Report back each line of the records that contains the string "shedding".

begin Provided entries

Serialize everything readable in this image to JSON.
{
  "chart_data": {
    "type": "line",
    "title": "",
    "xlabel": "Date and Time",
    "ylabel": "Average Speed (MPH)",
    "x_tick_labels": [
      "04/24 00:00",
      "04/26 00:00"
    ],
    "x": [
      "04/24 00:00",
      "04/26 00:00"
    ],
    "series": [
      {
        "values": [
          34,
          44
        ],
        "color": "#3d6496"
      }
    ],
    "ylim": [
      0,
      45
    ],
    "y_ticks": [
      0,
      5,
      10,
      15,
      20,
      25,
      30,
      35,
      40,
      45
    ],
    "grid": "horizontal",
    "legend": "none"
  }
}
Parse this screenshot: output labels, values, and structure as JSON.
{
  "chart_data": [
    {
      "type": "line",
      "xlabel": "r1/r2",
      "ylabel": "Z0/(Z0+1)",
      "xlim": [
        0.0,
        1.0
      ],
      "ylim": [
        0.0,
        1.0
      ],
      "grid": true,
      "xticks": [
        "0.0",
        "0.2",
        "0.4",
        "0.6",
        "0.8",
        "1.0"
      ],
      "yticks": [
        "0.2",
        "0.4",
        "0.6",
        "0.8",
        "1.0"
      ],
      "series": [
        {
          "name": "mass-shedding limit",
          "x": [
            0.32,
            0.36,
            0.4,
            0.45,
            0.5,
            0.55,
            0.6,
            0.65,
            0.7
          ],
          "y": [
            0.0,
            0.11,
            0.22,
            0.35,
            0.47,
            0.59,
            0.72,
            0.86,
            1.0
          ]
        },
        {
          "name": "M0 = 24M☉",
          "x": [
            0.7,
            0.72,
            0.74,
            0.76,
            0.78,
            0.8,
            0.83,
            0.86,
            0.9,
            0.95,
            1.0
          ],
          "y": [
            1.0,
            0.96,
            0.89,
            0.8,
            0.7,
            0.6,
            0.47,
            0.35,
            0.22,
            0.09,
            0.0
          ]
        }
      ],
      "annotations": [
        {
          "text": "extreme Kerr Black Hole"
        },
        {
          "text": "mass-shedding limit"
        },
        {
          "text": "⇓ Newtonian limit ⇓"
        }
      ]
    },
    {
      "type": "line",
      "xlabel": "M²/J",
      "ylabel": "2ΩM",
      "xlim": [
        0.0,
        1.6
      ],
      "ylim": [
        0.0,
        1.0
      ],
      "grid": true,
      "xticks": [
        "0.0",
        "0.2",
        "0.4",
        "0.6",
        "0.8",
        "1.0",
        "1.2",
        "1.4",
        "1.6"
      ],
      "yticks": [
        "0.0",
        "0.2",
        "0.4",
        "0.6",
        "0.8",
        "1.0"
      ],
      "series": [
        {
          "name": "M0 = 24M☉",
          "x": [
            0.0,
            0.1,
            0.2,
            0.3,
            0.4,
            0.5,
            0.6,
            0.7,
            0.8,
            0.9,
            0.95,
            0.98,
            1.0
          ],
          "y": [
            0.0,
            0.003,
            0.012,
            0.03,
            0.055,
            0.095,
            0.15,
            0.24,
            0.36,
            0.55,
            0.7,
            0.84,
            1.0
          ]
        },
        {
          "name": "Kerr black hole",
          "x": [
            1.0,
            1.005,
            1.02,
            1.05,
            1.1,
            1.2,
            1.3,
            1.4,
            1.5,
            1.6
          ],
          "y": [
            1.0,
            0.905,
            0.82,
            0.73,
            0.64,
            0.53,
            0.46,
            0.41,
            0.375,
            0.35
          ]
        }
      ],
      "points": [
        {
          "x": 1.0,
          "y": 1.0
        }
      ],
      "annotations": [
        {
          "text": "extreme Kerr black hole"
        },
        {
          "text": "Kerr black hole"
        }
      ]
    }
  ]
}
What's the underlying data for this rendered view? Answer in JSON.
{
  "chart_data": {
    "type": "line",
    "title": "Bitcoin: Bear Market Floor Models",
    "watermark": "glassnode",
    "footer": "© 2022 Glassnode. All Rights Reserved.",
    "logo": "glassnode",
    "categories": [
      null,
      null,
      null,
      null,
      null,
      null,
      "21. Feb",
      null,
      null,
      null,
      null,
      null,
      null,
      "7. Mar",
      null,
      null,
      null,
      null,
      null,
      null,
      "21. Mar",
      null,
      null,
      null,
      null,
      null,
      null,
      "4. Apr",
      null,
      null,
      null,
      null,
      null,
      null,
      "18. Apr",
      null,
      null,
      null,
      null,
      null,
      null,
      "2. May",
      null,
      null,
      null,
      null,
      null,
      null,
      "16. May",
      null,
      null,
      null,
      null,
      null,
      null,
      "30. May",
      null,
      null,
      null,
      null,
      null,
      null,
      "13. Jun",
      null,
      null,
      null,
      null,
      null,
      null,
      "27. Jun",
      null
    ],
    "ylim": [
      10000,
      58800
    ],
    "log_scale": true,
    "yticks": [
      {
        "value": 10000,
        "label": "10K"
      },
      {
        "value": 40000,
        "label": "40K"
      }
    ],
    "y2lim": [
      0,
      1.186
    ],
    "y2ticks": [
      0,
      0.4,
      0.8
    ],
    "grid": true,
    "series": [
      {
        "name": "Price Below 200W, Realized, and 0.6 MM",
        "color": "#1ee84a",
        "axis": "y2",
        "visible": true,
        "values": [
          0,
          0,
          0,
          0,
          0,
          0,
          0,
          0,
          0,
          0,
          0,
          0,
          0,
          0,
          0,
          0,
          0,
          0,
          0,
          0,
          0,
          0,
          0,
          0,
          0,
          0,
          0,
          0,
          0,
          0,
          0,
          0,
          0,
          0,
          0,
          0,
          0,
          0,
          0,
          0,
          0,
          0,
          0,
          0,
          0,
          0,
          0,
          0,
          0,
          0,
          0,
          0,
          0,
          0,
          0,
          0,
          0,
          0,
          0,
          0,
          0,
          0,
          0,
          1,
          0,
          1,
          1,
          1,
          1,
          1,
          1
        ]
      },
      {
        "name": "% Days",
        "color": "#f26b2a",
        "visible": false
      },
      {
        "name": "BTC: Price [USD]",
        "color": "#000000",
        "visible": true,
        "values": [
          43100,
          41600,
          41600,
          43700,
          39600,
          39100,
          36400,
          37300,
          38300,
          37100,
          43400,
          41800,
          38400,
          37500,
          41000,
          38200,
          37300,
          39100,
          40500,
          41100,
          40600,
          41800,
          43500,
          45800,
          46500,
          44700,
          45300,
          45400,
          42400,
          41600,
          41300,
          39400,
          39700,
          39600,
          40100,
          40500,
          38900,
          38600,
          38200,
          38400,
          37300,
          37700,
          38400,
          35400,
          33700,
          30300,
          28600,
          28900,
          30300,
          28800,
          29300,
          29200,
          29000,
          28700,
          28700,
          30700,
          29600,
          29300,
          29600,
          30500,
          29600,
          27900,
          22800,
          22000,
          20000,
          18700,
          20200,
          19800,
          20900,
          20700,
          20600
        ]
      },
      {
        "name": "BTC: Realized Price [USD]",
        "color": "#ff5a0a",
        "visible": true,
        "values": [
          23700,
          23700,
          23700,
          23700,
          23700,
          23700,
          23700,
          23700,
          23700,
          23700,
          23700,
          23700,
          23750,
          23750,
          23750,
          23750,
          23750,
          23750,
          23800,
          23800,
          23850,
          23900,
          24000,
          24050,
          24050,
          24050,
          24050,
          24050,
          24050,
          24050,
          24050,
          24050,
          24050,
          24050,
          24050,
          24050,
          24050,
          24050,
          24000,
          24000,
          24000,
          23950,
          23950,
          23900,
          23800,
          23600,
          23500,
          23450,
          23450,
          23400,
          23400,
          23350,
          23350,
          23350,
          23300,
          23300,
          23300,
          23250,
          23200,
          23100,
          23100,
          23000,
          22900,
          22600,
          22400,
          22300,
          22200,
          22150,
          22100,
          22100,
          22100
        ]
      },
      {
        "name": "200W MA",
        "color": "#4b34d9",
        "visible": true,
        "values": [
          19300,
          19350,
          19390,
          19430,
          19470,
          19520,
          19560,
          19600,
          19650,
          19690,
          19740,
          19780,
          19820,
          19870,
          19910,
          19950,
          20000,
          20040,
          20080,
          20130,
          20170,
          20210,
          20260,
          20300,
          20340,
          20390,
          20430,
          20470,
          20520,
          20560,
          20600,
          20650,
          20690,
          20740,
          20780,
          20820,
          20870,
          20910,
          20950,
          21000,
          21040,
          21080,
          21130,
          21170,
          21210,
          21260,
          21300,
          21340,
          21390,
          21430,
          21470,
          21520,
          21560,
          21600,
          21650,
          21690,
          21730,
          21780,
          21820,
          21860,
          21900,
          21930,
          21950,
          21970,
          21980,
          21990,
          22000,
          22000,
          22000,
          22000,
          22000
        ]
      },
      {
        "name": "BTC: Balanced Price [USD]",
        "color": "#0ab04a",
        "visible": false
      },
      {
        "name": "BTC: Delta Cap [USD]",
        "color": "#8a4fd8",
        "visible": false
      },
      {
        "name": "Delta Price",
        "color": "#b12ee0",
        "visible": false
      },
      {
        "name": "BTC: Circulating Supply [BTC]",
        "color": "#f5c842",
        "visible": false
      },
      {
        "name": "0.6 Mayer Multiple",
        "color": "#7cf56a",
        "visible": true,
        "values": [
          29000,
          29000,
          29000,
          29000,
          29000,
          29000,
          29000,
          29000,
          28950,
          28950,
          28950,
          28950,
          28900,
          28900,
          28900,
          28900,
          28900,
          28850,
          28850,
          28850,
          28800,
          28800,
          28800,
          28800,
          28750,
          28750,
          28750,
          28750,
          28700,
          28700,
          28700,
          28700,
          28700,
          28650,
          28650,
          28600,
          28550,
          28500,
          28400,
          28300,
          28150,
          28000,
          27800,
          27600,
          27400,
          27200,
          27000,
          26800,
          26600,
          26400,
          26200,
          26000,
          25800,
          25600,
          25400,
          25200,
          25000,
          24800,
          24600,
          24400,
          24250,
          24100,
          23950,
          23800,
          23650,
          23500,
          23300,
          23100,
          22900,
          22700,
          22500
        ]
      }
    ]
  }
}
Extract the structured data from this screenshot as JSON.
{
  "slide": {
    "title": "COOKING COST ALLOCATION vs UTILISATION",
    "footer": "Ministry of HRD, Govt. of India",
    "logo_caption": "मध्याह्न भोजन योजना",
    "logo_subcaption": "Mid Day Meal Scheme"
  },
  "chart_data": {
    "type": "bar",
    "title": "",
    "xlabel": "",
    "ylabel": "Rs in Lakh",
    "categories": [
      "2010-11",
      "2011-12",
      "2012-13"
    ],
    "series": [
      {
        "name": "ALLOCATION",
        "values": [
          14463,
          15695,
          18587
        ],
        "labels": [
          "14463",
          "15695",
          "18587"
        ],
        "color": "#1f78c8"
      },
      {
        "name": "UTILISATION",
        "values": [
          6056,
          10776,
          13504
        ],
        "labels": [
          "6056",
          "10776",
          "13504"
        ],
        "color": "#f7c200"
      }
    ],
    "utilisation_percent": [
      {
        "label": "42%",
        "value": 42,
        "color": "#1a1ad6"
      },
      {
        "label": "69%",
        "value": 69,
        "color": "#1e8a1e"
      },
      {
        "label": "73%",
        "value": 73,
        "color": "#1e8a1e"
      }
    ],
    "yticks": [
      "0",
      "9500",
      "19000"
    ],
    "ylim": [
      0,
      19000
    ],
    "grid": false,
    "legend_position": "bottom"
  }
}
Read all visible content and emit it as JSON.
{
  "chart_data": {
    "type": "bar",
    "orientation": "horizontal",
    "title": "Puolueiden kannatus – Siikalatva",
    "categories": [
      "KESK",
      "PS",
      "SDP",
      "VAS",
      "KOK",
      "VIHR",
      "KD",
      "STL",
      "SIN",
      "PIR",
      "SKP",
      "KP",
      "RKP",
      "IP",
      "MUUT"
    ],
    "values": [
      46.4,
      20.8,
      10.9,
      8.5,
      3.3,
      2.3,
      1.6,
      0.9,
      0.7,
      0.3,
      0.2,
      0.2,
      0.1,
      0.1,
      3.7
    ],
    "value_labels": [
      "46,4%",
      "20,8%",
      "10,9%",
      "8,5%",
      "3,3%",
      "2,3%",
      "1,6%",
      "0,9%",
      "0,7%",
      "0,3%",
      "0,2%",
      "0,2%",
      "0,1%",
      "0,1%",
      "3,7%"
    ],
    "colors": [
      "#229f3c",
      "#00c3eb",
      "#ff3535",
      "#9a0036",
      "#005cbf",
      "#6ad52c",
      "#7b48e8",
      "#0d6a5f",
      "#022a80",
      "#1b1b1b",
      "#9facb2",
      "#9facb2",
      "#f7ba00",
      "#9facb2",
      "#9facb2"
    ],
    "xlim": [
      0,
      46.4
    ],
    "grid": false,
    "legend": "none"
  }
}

end Provided entries

* Output below
          "name": "mass-shedding limit",
          "text": "mass-shedding limit"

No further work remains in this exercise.